### Task instructions
Copy all records verbatim.

──────────────────────────────

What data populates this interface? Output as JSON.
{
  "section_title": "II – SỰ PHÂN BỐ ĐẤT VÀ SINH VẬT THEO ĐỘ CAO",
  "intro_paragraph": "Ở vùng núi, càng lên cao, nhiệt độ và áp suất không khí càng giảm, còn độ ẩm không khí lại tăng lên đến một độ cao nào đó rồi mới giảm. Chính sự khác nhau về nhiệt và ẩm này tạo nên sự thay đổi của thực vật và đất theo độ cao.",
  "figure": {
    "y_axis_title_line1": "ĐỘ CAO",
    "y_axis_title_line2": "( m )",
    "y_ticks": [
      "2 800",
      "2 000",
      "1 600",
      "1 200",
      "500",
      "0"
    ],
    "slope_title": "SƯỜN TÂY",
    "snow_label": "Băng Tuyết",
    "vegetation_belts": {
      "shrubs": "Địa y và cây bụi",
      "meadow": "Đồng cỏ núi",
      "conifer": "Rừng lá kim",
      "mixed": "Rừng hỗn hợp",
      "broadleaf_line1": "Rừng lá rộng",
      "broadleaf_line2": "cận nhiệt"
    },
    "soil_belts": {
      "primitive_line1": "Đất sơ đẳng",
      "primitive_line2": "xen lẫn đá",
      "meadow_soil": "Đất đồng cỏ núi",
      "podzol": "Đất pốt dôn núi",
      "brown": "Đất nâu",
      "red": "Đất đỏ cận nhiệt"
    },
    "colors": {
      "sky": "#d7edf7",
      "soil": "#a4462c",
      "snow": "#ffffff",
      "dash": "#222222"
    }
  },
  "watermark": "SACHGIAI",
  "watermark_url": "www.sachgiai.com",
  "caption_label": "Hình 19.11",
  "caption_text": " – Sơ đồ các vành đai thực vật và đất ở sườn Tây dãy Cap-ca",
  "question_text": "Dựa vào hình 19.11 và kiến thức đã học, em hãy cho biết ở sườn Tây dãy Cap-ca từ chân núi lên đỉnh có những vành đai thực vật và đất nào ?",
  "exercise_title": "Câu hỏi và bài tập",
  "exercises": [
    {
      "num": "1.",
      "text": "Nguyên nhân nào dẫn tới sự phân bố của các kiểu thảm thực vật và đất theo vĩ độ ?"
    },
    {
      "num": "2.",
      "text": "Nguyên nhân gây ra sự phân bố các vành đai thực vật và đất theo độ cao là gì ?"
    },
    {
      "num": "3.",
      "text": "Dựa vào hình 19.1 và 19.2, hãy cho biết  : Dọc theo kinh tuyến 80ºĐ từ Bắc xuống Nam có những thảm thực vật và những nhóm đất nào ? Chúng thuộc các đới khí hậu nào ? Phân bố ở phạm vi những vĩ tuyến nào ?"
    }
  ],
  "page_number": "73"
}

──────────────────────────────

### Response
What data populates this interface? Output as JSON.
{
  "section_title": "II – SỰ PHÂN BỐ ĐẤT VÀ SINH VẬT THEO ĐỘ CAO",
  "intro_paragraph": "Ở vùng núi, càng lên cao, nhiệt độ và áp suất không khí càng giảm, còn độ ẩm không khí lại tăng lên đến một độ cao nào đó rồi mới giảm. Chính sự khác nhau về nhiệt và ẩm này tạo nên sự thay đổi của thực vật và đất theo độ cao.",
  "figure": {
    "y_axis_title_line1": "ĐỘ CAO",
    "y_axis_title_line2": "( m )",
    "y_ticks": [
      "2 800",
      "2 000",
      "1 600",
      "1 200",
      "500",
      "0"
    ],
    "slope_title": "SƯỜN TÂY",
    "snow_label": "Băng Tuyết",
    "vegetation_belts": {
      "shrubs": "Địa y và cây bụi",
      "meadow": "Đồng cỏ núi",
      "conifer": "Rừng lá kim",
      "mixed": "Rừng hỗn hợp",
      "broadleaf_line1": "Rừng lá rộng",
      "broadleaf_line2": "cận nhiệt"
    },
    "soil_belts": {
      "primitive_line1": "Đất sơ đẳng",
      "primitive_line2": "xen lẫn đá",
      "meadow_soil": "Đất đồng cỏ núi",
      "podzol": "Đất pốt dôn núi",
      "brown": "Đất nâu",
      "red": "Đất đỏ cận nhiệt"
    },
    "colors": {
      "sky": "#d7edf7",
      "soil": "#a4462c",
      "snow": "#ffffff",
      "dash": "#222222"
    }
  },
  "watermark": "SACHGIAI",
  "watermark_url": "www.sachgiai.com",
  "caption_label": "Hình 19.11",
  "caption_text": " – Sơ đồ các vành đai thực vật và đất ở sườn Tây dãy Cap-ca",
  "question_text": "Dựa vào hình 19.11 và kiến thức đã học, em hãy cho biết ở sườn Tây dãy Cap-ca từ chân núi lên đỉnh có những vành đai thực vật và đất nào ?",
  "exercise_title": "Câu hỏi và bài tập",
  "exercises": [
    {
      "num": "1.",
      "text": "Nguyên nhân nào dẫn tới sự phân bố của các kiểu thảm thực vật và đất theo vĩ độ ?"
    },
    {
      "num": "2.",
      "text": "Nguyên nhân gây ra sự phân bố các vành đai thực vật và đất theo độ cao là gì ?"
    },
    {
      "num": "3.",
      "text": "Dựa vào hình 19.1 và 19.2, hãy cho biết  : Dọc theo kinh tuyến 80ºĐ từ Bắc xuống Nam có những thảm thực vật và những nhóm đất nào ? Chúng thuộc các đới khí hậu nào ? Phân bố ở phạm vi những vĩ tuyến nào ?"
    }
  ],
  "page_number": "73"
}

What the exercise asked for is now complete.